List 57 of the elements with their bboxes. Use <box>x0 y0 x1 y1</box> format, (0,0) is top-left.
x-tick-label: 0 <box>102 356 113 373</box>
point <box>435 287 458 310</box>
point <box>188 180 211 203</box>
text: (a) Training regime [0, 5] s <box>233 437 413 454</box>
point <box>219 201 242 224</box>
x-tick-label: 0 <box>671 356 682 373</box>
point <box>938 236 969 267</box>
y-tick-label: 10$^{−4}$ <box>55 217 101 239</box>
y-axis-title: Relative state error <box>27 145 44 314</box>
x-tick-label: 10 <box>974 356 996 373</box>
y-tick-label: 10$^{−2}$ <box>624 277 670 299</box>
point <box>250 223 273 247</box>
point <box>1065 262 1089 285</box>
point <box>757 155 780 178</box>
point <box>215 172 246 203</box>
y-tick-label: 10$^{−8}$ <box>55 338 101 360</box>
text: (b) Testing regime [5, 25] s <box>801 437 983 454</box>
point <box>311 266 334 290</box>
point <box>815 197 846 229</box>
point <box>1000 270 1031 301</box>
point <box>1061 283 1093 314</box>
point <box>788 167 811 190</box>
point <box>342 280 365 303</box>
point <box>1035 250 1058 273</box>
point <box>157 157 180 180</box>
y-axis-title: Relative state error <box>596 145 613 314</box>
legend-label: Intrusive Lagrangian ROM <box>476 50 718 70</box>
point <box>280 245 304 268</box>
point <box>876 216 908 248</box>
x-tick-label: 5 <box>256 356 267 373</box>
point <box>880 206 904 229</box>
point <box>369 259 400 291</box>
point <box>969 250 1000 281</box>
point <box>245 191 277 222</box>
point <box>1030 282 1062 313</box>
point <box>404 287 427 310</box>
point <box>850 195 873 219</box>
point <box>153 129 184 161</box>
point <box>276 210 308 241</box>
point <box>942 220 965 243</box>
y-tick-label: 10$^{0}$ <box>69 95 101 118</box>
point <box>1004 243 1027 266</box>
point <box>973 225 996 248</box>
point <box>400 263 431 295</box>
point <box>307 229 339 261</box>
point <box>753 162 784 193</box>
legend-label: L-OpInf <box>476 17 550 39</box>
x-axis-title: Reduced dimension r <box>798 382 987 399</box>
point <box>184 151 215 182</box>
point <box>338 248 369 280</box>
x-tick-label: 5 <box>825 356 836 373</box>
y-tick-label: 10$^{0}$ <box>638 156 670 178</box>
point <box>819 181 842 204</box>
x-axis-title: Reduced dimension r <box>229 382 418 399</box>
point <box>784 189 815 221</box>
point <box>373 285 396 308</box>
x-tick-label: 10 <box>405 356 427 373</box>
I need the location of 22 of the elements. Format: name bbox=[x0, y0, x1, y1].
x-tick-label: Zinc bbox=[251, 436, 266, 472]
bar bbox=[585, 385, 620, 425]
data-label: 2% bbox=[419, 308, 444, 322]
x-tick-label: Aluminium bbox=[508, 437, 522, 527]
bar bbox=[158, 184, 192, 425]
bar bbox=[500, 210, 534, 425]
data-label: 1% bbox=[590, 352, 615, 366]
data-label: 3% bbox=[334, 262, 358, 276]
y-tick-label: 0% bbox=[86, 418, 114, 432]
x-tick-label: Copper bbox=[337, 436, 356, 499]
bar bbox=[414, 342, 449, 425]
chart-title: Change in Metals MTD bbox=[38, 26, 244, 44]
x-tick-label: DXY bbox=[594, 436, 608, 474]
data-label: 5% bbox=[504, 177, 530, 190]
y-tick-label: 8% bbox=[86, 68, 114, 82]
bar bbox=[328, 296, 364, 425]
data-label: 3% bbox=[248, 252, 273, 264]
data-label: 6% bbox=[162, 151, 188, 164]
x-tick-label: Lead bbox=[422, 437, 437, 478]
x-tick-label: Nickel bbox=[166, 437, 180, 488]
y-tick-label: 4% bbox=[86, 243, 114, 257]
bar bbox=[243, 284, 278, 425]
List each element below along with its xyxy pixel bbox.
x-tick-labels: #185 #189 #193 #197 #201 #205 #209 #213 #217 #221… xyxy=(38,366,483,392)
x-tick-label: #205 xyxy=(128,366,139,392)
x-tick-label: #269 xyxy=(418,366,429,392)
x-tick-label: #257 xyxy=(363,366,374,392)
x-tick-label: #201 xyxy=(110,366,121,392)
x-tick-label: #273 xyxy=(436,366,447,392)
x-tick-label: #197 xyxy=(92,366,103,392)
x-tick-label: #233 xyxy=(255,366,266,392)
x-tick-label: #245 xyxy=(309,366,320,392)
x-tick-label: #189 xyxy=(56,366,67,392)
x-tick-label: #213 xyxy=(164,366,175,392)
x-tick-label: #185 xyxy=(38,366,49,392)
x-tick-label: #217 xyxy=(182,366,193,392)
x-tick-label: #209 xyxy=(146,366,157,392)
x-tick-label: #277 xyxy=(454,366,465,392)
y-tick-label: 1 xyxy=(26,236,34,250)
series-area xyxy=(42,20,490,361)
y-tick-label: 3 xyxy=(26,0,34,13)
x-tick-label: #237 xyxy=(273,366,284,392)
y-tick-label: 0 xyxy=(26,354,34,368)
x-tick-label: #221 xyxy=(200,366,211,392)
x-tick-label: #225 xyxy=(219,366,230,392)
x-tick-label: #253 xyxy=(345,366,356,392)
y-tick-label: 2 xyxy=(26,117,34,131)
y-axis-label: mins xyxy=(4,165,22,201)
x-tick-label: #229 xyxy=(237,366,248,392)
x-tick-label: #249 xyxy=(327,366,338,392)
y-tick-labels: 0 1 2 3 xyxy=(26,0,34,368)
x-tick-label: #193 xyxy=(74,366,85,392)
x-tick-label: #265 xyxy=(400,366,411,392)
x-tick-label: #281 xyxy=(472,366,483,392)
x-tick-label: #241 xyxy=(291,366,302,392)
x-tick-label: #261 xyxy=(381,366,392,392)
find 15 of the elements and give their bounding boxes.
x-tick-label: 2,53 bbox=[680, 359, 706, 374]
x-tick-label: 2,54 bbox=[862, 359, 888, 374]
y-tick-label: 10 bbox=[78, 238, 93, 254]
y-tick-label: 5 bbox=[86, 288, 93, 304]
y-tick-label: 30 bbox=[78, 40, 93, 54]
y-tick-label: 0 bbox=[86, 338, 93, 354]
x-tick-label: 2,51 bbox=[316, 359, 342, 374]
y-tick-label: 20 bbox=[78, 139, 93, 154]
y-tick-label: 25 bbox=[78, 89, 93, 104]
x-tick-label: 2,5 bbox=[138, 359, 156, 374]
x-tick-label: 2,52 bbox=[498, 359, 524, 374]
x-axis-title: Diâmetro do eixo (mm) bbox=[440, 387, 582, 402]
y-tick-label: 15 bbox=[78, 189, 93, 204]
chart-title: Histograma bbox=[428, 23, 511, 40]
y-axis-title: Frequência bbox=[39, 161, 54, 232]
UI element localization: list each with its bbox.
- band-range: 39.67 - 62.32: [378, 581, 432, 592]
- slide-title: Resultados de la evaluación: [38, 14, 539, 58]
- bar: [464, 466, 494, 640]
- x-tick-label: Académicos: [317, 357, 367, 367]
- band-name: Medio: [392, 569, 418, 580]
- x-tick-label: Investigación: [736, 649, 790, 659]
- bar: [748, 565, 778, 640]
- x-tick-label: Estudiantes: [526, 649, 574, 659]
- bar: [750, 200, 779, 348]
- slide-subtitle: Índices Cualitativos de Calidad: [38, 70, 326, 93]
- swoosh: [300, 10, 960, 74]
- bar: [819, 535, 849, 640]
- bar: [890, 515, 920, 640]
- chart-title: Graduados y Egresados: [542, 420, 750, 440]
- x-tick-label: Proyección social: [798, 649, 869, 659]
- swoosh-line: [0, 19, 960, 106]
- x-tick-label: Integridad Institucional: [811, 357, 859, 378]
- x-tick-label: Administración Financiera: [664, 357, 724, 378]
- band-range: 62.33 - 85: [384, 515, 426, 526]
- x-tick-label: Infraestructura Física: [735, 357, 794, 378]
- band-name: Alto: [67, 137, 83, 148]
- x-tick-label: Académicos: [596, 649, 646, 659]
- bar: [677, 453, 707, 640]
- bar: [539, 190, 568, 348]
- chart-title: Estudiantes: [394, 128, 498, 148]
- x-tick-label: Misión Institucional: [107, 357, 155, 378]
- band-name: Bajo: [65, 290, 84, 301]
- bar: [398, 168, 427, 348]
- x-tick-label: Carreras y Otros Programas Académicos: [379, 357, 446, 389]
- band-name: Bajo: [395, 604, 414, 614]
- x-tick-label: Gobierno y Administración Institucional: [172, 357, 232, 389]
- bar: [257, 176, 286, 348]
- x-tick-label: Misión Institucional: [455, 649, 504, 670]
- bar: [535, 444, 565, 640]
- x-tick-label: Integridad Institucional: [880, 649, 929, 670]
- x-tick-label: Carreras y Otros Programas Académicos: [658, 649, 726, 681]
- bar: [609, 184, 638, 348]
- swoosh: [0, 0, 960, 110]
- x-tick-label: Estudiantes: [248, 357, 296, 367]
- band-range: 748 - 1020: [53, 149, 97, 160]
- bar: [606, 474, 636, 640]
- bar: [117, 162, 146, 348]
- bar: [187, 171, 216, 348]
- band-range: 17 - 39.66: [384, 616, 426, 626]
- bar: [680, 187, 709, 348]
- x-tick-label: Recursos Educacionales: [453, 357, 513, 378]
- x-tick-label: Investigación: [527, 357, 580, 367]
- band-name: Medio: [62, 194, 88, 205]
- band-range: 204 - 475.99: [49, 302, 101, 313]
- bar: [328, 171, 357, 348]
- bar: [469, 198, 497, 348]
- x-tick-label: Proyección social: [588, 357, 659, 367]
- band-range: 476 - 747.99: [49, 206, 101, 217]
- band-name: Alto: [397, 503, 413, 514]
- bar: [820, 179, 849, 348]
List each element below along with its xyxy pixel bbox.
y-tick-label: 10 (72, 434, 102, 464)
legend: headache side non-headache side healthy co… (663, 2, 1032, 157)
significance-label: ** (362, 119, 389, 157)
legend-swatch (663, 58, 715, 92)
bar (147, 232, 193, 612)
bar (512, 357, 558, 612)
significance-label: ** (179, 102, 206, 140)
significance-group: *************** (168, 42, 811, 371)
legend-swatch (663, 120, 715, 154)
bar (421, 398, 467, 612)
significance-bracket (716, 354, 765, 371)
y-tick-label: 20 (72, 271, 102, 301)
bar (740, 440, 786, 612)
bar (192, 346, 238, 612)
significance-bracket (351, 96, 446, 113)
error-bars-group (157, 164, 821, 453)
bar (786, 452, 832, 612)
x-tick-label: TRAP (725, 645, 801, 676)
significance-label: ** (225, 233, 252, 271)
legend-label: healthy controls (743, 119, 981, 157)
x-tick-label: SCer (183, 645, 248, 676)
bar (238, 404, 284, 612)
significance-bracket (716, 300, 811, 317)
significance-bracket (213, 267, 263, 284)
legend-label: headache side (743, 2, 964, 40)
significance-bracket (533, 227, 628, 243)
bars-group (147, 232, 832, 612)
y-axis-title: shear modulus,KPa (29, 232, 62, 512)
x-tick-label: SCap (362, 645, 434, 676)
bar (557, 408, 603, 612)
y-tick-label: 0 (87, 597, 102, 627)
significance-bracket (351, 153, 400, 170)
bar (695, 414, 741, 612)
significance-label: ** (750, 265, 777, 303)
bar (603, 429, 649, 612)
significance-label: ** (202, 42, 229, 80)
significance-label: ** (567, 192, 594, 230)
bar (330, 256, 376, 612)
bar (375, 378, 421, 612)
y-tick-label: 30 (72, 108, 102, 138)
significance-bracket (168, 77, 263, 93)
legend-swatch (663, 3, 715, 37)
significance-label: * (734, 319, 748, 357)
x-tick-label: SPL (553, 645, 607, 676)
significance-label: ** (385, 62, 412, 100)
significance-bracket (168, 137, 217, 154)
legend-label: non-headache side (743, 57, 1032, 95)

====================

*TASK*
Please copy the listing exactly, from its first line up to and including the line with "point <box>153 129 184 161</box>".

*TASK RESPONSE*
List 57 of the elements with their bboxes. Use <box>x0 y0 x1 y1</box> format, (0,0) is top-left.
x-tick-label: 0 <box>102 356 113 373</box>
point <box>435 287 458 310</box>
point <box>188 180 211 203</box>
text: (a) Training regime [0, 5] s <box>233 437 413 454</box>
point <box>219 201 242 224</box>
x-tick-label: 0 <box>671 356 682 373</box>
point <box>938 236 969 267</box>
y-tick-label: 10$^{−4}$ <box>55 217 101 239</box>
y-axis-title: Relative state error <box>27 145 44 314</box>
x-tick-label: 10 <box>974 356 996 373</box>
y-tick-label: 10$^{−2}$ <box>624 277 670 299</box>
point <box>250 223 273 247</box>
point <box>1065 262 1089 285</box>
point <box>757 155 780 178</box>
point <box>215 172 246 203</box>
y-tick-label: 10$^{−8}$ <box>55 338 101 360</box>
text: (b) Testing regime [5, 25] s <box>801 437 983 454</box>
point <box>311 266 334 290</box>
point <box>815 197 846 229</box>
point <box>1000 270 1031 301</box>
point <box>1061 283 1093 314</box>
point <box>788 167 811 190</box>
point <box>342 280 365 303</box>
point <box>1035 250 1058 273</box>
point <box>157 157 180 180</box>
y-axis-title: Relative state error <box>596 145 613 314</box>
legend-label: Intrusive Lagrangian ROM <box>476 50 718 70</box>
point <box>280 245 304 268</box>
point <box>876 216 908 248</box>
x-tick-label: 5 <box>256 356 267 373</box>
point <box>880 206 904 229</box>
point <box>369 259 400 291</box>
point <box>969 250 1000 281</box>
point <box>245 191 277 222</box>
point <box>1030 282 1062 313</box>
point <box>404 287 427 310</box>
point <box>850 195 873 219</box>
point <box>153 129 184 161</box>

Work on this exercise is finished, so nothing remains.